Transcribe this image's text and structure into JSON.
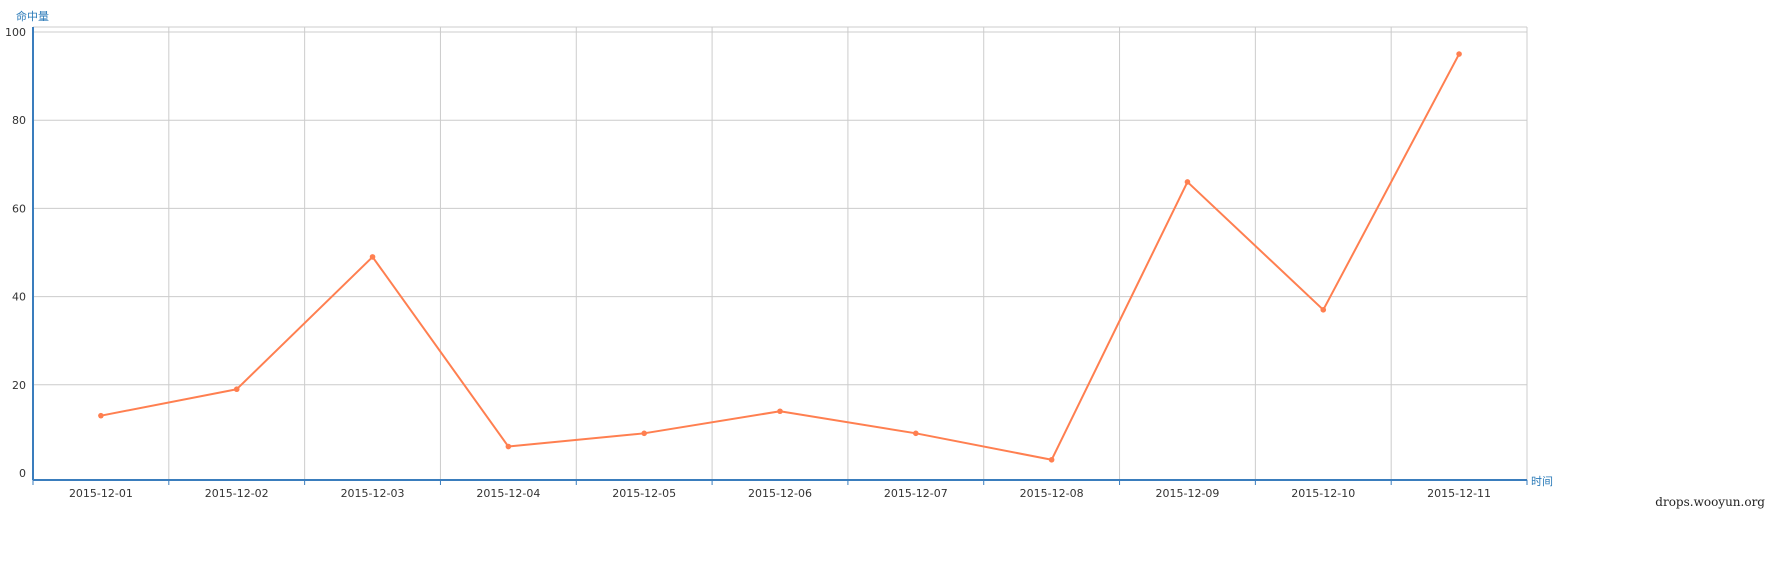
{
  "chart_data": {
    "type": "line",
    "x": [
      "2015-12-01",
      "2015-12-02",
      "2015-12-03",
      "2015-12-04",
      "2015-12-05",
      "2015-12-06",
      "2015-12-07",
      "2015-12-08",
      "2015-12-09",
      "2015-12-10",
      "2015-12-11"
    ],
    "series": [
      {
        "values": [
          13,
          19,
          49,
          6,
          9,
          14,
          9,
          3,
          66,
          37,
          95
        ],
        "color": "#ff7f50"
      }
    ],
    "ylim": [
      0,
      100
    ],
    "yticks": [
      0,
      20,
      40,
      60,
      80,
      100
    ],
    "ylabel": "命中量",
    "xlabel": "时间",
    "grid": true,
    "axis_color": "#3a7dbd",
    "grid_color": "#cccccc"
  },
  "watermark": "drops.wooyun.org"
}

--

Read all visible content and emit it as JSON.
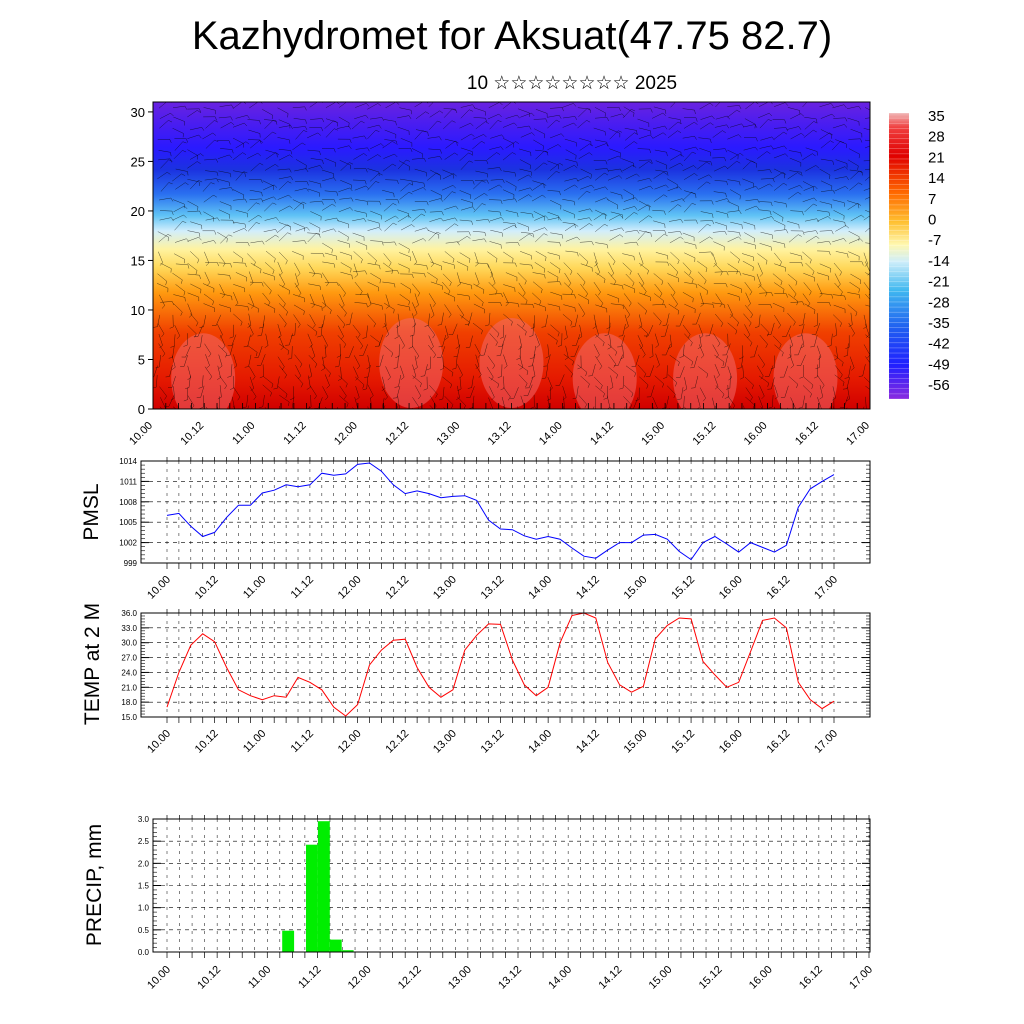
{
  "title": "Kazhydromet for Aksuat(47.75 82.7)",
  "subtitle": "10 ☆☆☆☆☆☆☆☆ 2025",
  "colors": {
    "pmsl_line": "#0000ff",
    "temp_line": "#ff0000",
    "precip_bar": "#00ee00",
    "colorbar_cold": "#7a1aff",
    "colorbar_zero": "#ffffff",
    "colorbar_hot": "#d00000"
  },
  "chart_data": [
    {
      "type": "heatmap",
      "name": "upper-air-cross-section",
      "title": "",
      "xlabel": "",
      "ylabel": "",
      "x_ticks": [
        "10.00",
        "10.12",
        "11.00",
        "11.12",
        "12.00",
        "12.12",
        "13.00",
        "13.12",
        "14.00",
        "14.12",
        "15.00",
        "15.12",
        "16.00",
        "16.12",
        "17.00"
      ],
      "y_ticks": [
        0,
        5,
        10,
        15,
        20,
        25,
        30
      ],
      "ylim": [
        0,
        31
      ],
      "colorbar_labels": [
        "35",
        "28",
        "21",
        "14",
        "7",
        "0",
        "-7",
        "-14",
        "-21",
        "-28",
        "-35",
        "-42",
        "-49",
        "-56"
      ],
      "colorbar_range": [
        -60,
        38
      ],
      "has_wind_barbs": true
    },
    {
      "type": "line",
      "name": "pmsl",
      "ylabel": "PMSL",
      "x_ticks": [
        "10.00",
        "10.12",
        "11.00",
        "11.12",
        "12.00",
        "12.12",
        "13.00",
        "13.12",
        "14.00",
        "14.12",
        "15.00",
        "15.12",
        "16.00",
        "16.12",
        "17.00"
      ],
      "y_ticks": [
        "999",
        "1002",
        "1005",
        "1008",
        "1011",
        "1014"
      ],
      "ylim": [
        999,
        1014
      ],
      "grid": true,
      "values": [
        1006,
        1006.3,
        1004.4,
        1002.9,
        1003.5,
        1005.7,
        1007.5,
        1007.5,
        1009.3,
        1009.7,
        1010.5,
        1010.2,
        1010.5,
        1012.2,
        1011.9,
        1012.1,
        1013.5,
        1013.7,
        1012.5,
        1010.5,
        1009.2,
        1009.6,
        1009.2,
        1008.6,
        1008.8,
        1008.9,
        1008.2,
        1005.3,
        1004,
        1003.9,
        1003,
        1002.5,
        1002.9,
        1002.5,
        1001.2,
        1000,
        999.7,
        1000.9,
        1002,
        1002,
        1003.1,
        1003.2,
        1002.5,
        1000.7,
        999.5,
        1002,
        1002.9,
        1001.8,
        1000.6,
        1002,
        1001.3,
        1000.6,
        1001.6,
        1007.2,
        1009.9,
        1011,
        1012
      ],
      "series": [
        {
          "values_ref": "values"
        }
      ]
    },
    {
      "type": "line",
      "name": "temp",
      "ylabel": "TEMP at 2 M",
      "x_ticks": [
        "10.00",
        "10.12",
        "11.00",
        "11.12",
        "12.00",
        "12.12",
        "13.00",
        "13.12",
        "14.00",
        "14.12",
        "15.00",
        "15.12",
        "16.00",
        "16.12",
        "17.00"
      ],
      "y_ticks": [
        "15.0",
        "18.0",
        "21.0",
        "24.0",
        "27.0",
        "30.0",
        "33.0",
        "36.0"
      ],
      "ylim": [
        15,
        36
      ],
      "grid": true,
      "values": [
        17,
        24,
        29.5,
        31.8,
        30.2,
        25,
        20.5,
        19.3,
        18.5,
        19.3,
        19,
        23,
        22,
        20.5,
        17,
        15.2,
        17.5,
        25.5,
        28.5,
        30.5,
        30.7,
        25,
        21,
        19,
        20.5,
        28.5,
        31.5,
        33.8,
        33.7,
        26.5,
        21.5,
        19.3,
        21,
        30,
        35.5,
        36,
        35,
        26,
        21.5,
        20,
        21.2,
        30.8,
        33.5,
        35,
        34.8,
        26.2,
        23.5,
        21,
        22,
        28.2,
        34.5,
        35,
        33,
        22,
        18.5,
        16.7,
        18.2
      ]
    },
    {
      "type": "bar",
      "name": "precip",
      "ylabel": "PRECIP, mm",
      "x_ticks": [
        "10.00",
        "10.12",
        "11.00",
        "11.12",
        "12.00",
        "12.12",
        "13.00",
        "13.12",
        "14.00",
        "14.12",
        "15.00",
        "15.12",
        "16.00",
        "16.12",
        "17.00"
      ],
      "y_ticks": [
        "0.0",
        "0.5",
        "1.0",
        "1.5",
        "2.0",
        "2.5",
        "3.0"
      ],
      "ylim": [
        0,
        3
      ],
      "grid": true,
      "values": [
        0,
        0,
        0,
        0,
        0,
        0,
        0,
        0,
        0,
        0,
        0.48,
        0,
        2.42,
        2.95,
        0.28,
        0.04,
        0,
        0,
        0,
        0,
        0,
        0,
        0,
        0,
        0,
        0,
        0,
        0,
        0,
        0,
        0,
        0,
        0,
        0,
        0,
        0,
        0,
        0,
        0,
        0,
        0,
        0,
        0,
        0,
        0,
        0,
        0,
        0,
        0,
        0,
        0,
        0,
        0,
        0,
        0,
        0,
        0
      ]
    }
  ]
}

...

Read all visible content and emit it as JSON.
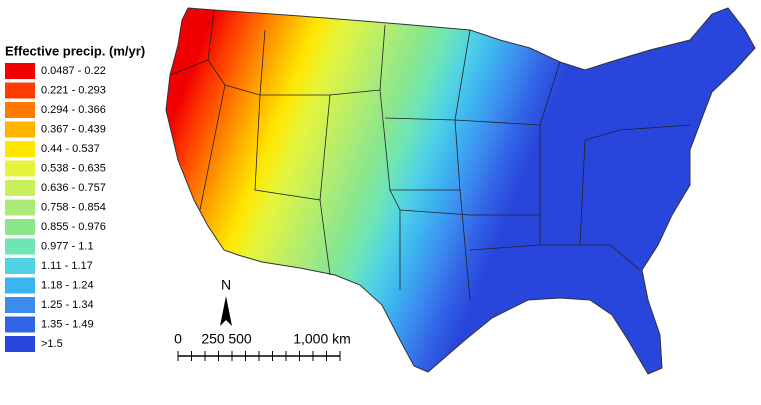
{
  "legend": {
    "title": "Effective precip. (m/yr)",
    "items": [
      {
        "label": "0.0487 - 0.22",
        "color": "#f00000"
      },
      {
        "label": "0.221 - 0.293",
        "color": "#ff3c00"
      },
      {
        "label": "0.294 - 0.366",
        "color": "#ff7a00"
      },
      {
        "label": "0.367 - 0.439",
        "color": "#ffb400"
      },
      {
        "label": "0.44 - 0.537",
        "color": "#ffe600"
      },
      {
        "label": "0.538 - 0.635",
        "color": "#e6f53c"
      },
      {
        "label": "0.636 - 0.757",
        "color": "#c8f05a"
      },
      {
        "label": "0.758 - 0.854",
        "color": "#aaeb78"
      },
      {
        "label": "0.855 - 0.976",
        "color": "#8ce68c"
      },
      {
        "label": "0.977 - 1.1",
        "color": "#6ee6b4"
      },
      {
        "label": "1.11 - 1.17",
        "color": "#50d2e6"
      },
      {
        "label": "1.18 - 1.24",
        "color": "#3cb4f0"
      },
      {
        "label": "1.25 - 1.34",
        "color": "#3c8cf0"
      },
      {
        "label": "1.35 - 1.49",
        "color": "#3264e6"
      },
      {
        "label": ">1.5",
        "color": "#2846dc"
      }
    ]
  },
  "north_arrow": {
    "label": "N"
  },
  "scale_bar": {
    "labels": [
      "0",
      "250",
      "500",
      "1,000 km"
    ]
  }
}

REQUIRED TASK =>
Report only the number of lines in the data above that contain "name".

ANSWER FOR THE TASK =>
4